» **Given entries**

== == ==

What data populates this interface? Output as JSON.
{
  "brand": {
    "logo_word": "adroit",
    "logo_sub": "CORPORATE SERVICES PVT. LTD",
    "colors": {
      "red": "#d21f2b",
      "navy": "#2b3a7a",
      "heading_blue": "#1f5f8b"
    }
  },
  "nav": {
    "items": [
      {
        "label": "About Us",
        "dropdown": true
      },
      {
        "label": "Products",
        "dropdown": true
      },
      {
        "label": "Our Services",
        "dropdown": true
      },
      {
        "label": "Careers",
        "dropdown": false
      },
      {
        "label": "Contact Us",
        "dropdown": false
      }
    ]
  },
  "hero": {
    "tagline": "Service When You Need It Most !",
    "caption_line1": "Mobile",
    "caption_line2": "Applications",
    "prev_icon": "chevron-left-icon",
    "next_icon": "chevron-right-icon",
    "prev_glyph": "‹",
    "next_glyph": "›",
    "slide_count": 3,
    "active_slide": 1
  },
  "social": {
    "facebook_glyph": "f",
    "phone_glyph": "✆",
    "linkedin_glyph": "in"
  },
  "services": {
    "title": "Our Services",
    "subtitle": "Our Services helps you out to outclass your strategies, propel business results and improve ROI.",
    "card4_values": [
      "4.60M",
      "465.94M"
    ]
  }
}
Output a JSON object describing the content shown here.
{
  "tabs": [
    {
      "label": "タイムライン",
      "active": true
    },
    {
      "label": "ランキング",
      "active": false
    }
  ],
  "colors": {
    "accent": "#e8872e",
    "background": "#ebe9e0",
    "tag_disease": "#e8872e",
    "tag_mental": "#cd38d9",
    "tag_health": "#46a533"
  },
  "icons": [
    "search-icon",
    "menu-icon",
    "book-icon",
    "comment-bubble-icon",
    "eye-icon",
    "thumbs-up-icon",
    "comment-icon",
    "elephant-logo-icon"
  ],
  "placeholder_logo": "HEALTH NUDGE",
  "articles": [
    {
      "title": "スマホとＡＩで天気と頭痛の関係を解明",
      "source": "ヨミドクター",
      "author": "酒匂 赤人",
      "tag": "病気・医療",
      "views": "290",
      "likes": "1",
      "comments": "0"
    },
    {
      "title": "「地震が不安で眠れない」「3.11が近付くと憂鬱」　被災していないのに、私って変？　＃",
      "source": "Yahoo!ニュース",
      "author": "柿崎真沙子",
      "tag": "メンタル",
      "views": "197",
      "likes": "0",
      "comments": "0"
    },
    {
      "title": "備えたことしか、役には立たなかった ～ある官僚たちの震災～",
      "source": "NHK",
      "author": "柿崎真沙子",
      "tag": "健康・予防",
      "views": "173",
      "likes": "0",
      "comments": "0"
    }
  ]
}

== == ==

Gather every line from the entries above where the word "chevron" appears, and copy them.

    "prev_icon": "chevron-left-icon",
    "next_icon": "chevron-right-icon",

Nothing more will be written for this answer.